⟨

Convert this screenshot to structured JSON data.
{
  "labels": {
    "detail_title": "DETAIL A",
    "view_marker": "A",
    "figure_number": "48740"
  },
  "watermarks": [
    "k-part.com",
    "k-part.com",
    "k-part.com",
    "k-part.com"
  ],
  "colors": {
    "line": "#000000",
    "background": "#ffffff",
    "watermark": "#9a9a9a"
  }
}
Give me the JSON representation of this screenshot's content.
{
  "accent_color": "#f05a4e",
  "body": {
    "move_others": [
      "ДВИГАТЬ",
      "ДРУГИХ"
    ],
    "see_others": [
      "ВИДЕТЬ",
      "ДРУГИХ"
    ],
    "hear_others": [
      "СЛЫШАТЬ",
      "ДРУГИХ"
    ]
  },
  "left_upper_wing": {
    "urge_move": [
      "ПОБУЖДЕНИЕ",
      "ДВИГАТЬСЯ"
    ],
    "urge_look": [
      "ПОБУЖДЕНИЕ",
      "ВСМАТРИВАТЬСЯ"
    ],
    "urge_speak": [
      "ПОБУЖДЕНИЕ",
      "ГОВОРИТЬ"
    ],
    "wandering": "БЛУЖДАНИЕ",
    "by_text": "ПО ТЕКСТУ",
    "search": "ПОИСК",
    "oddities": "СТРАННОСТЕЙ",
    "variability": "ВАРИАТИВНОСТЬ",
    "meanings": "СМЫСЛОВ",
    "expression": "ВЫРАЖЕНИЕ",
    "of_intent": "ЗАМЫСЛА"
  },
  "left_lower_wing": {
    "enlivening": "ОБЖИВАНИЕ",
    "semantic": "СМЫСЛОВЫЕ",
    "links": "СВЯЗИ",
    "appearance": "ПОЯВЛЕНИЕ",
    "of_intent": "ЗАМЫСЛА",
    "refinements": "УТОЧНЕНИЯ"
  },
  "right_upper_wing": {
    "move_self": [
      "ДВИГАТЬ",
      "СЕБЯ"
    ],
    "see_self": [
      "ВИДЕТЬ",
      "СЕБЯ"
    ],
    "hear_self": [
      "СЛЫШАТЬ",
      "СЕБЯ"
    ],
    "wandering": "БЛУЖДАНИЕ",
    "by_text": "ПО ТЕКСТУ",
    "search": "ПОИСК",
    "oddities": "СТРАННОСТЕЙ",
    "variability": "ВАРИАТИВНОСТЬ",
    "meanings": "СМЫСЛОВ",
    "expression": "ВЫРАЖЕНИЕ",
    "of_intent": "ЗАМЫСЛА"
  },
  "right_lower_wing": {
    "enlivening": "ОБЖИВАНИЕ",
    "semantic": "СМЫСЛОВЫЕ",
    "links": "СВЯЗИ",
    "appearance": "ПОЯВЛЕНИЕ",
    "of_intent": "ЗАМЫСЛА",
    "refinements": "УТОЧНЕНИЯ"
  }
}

⟩

## [PROBLEM REQUIREMENTS]
Would you reproduce the material above in full, exactly as given?

## [ANSWER TO THIS TASK]
Convert this screenshot to structured JSON data.
{
  "labels": {
    "detail_title": "DETAIL A",
    "view_marker": "A",
    "figure_number": "48740"
  },
  "watermarks": [
    "k-part.com",
    "k-part.com",
    "k-part.com",
    "k-part.com"
  ],
  "colors": {
    "line": "#000000",
    "background": "#ffffff",
    "watermark": "#9a9a9a"
  }
}
Give me the JSON representation of this screenshot's content.
{
  "accent_color": "#f05a4e",
  "body": {
    "move_others": [
      "ДВИГАТЬ",
      "ДРУГИХ"
    ],
    "see_others": [
      "ВИДЕТЬ",
      "ДРУГИХ"
    ],
    "hear_others": [
      "СЛЫШАТЬ",
      "ДРУГИХ"
    ]
  },
  "left_upper_wing": {
    "urge_move": [
      "ПОБУЖДЕНИЕ",
      "ДВИГАТЬСЯ"
    ],
    "urge_look": [
      "ПОБУЖДЕНИЕ",
      "ВСМАТРИВАТЬСЯ"
    ],
    "urge_speak": [
      "ПОБУЖДЕНИЕ",
      "ГОВОРИТЬ"
    ],
    "wandering": "БЛУЖДАНИЕ",
    "by_text": "ПО ТЕКСТУ",
    "search": "ПОИСК",
    "oddities": "СТРАННОСТЕЙ",
    "variability": "ВАРИАТИВНОСТЬ",
    "meanings": "СМЫСЛОВ",
    "expression": "ВЫРАЖЕНИЕ",
    "of_intent": "ЗАМЫСЛА"
  },
  "left_lower_wing": {
    "enlivening": "ОБЖИВАНИЕ",
    "semantic": "СМЫСЛОВЫЕ",
    "links": "СВЯЗИ",
    "appearance": "ПОЯВЛЕНИЕ",
    "of_intent": "ЗАМЫСЛА",
    "refinements": "УТОЧНЕНИЯ"
  },
  "right_upper_wing": {
    "move_self": [
      "ДВИГАТЬ",
      "СЕБЯ"
    ],
    "see_self": [
      "ВИДЕТЬ",
      "СЕБЯ"
    ],
    "hear_self": [
      "СЛЫШАТЬ",
      "СЕБЯ"
    ],
    "wandering": "БЛУЖДАНИЕ",
    "by_text": "ПО ТЕКСТУ",
    "search": "ПОИСК",
    "oddities": "СТРАННОСТЕЙ",
    "variability": "ВАРИАТИВНОСТЬ",
    "meanings": "СМЫСЛОВ",
    "expression": "ВЫРАЖЕНИЕ",
    "of_intent": "ЗАМЫСЛА"
  },
  "right_lower_wing": {
    "enlivening": "ОБЖИВАНИЕ",
    "semantic": "СМЫСЛОВЫЕ",
    "links": "СВЯЗИ",
    "appearance": "ПОЯВЛЕНИЕ",
    "of_intent": "ЗАМЫСЛА",
    "refinements": "УТОЧНЕНИЯ"
  }
}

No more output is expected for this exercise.